**LISTA DE EXERCÍCIOS:**
1/ Responda com base na notícia sobre o Campeonato Paulista:
(a) Presidentes de quantas equipes do torneio participaram da reunião?
(b) Quem é o mandatário da Federação Paulista de Futebol?
(c) Qual cargo Sidney Riquetto ocupa?
2/ Reproduza, da notícia sobre o Campeonato Paulista, o trecho que se inicia com as palavras contendo "Sem lugar para" e se encerra em "realizarem os jogos.".
3/ Redija a continuação da notícia sobre o Campeonato Paulista, começando logo após a última frase apresentada.

**TEXTO DE ORIGEM:**
○ ○ ○ ○ ○
Sem lugar para continuar o Paulista, federação cogita ir à Justiça

Os clubes da Série A1, a elite do futebol de São Paulo, estão decididos a continuar com o Campeonato Paulista, apesar da proibição do governo do estado e do Ministério Público. Mas ainda não acharam um local.

Em reunião na tarde desta terça-feira (16), presidentes das 16 equipes do torneio, o mandatário da Federação Paulista de Futebol (FPF) Reinaldo Carneiro Bastos, diretores da entidade e sindicalistas divulgaram documento em que afirmam procurarem outros estados para realizarem os jogos.

Também deixaram em aberto a possibilidade de “judicializar o caso”, “a partir da falta de argumentos científicos e médicos que sustentem a paralisação das referidas rodadas neste momento”.

“Os clubes estão preparados para qualquer sacrifício, qualquer contingência mais forte de logística que possa ser provocada em relação a essa rodada do final de semana”, afirma Sidney Riquetto, presidente do Santo André.
○ ○ ○ ○ ○
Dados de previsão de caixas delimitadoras
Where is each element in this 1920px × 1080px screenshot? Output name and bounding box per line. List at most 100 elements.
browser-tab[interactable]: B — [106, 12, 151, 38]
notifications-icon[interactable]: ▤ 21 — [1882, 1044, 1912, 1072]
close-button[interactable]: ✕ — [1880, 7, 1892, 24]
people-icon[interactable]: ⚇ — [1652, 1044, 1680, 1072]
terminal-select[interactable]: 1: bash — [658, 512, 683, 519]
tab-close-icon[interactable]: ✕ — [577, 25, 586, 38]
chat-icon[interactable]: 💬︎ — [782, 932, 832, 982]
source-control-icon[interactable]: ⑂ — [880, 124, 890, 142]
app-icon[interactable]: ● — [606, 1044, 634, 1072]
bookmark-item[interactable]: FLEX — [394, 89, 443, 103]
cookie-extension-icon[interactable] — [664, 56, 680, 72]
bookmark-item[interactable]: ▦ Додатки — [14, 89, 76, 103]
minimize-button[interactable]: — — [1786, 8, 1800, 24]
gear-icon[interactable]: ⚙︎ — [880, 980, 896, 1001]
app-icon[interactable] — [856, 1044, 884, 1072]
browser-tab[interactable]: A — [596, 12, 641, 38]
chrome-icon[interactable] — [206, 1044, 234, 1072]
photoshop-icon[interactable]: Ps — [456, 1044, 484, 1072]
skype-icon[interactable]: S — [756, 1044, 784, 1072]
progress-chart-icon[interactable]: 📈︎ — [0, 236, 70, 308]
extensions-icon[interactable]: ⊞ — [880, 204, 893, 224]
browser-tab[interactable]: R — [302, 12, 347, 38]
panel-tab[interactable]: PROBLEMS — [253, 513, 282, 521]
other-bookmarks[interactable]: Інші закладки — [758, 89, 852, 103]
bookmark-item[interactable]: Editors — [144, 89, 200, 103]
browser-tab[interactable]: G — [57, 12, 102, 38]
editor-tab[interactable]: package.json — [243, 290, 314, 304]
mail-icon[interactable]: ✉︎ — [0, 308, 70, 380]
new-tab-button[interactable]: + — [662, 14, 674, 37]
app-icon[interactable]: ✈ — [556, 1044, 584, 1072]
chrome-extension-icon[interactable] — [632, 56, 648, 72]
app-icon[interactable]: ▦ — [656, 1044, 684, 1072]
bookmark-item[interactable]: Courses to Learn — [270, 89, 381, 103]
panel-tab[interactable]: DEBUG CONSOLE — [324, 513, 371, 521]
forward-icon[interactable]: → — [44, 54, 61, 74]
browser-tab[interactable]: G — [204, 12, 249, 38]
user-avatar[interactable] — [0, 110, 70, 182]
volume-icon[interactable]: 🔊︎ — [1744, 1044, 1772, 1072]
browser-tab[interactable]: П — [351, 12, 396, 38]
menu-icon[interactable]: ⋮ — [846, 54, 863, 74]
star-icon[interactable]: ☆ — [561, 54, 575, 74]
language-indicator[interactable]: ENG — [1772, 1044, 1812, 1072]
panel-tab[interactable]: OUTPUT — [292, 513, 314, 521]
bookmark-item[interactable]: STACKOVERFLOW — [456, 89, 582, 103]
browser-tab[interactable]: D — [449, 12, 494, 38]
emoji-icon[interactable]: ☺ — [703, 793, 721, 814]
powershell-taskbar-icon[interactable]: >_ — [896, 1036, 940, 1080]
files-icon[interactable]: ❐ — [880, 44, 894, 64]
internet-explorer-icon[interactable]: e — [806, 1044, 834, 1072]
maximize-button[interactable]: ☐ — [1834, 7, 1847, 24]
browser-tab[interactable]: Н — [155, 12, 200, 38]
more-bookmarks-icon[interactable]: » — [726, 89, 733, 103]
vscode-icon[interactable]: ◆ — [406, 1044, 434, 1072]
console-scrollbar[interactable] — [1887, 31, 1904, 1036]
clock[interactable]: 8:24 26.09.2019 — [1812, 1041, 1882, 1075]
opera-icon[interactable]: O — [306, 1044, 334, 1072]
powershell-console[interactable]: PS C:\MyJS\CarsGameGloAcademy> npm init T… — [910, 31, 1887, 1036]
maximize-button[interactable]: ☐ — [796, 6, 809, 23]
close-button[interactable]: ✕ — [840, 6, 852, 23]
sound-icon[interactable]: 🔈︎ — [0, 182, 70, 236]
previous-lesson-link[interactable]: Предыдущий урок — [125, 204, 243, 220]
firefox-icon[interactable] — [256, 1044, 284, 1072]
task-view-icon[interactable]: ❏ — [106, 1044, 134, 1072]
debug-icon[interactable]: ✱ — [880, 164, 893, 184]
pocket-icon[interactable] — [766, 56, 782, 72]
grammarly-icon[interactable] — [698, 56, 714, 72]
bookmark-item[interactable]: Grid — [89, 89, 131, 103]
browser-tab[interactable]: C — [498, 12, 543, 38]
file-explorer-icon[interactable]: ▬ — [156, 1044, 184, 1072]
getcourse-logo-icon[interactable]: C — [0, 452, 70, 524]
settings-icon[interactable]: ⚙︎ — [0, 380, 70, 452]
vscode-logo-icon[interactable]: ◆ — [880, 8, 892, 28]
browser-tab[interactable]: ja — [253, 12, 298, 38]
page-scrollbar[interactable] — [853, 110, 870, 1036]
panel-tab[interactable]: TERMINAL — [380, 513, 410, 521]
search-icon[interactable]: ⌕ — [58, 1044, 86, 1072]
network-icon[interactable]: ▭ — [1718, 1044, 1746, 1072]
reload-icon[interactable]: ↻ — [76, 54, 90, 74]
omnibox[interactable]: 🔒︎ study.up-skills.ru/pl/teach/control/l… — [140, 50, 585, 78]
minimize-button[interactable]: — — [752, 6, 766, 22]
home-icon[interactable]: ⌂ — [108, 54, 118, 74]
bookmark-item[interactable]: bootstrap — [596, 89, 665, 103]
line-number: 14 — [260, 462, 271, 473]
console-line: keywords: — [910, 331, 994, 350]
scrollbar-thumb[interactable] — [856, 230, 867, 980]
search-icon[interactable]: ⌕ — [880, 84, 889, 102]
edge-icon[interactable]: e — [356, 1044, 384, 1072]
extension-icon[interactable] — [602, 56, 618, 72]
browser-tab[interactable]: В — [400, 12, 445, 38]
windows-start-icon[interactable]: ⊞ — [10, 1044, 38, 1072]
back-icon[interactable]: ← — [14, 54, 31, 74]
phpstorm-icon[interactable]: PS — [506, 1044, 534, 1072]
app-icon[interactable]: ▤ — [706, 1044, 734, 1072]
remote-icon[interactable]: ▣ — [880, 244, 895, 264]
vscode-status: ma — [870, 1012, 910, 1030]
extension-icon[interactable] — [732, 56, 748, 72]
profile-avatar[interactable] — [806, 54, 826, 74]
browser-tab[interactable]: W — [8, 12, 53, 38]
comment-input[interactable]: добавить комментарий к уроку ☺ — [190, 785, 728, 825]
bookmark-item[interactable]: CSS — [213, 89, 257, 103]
○ ○ ○ ○ ○
**RESPOSTAS POR ITEM:**
1/
(a) 16 equipes.
(b) Reinaldo Carneiro Bastos.
(c) Presidente do Santo André.

2/
Sem lugar para continuar o Paulista, federação cogita ir à Justiça

Os clubes da Série A1, a elite do futebol de São Paulo, estão decididos a continuar com o Campeonato Paulista, apesar da proibição do governo do estado e do Ministério Público. Mas ainda não acharam um local.

Em reunião na tarde desta terça-feira (16), presidentes das 16 equipes do torneio, o mandatário da Federação Paulista de Futebol (FPF) Reinaldo Carneiro Bastos, diretores da entidade e sindicalistas divulgaram documento em que afirmam procurarem outros estados para realizarem os jogos.

3/
Por determinação do governo do estado, o futebol em São Paulo foi paralisado a partir de segunda (15) até o final de março, pelo menos. O pedido foi feito pelo procurador-geral de Justiça, Mauro Sarrubbo, por causa do aumento do número de mortes pela pandemia da Covid-19.

A FPF tentou fazer o governador João Doria (PSDB) mudar de ideia, mas ele se recusou a ir contra o pedido do MP, a não ser que o procurador recuasse. O que não aconteceu.

Para os clubes e a FPF, há a dificuldade de achar outro local para jogar. O Rio de Janeiro foi sondado no início mais como ferramenta de pressão contra Doria. O governador Claudio Castro (PSC) primeiro afirmou que o seu estado estava de “braços abertos”, mas depois recuou.